▶ [Description of the task]: Go through the listing and pick out each line with the word "bottom" in it.

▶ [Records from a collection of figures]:
^^^^^^^^

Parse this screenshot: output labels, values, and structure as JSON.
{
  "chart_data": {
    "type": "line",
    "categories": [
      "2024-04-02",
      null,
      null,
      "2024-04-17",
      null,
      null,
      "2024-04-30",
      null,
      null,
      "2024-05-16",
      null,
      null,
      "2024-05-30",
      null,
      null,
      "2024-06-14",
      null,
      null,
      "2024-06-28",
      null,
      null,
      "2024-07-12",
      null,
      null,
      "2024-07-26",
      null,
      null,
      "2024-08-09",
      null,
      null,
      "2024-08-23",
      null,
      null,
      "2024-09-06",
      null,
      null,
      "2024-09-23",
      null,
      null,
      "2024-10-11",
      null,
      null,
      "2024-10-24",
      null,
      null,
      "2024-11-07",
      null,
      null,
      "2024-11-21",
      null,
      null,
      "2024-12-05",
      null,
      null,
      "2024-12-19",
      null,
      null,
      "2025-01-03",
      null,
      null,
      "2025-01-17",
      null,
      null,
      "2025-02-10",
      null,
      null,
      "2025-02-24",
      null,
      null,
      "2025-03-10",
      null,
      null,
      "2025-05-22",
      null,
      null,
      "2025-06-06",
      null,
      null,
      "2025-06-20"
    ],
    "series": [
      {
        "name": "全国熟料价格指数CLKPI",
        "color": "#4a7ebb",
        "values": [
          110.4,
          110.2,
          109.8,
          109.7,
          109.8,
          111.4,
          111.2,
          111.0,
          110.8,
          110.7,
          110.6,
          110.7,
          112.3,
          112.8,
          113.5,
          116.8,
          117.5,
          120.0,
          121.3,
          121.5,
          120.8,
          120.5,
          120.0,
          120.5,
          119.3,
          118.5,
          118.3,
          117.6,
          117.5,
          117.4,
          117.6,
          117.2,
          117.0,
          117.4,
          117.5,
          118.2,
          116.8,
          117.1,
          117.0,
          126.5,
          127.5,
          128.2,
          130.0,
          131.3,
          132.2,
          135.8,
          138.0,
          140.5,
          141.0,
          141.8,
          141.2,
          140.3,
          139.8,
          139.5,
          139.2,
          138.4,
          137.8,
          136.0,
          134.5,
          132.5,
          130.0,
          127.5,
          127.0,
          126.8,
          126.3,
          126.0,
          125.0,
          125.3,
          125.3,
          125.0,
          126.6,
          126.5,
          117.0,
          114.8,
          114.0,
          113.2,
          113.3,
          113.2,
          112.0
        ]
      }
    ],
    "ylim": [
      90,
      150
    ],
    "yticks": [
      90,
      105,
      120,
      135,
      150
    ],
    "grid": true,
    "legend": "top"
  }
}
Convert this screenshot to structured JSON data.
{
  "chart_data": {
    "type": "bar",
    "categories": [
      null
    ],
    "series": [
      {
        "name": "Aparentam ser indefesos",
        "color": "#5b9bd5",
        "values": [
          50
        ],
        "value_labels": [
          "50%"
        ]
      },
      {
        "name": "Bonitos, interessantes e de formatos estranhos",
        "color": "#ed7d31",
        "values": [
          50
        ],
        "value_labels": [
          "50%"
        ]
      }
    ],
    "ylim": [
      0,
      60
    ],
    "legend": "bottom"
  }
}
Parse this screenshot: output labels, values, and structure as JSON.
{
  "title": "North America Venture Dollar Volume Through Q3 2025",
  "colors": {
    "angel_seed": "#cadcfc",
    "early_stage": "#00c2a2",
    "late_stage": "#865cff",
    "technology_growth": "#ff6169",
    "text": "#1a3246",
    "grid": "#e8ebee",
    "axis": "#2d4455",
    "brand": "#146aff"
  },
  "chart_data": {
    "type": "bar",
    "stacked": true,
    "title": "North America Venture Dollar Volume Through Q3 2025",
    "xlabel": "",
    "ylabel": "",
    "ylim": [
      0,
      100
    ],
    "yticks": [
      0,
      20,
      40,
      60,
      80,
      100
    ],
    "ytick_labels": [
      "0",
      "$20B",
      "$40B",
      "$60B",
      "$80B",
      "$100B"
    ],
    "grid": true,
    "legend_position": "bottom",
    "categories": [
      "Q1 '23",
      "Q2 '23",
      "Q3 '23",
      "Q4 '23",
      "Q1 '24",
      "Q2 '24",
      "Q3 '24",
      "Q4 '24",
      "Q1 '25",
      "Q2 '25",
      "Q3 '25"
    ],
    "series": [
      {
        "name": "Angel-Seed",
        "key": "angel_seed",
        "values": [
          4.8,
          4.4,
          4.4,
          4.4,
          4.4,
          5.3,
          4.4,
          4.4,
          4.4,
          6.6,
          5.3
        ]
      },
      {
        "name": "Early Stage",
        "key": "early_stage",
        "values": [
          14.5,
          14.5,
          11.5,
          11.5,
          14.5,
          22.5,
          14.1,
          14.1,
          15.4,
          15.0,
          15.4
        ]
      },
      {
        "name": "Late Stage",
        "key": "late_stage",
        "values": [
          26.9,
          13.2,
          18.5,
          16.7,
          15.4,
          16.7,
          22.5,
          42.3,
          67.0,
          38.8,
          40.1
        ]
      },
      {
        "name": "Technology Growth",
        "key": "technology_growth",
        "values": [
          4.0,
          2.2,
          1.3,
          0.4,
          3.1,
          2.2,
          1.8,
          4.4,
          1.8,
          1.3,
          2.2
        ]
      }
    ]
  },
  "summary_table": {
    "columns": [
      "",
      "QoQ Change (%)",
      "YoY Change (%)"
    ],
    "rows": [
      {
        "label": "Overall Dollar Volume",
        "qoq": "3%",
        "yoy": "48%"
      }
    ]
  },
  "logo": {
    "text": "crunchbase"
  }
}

^^^^^^^^

▶ [Solution to this exercise]:
    "legend": "bottom"
    "legend_position": "bottom",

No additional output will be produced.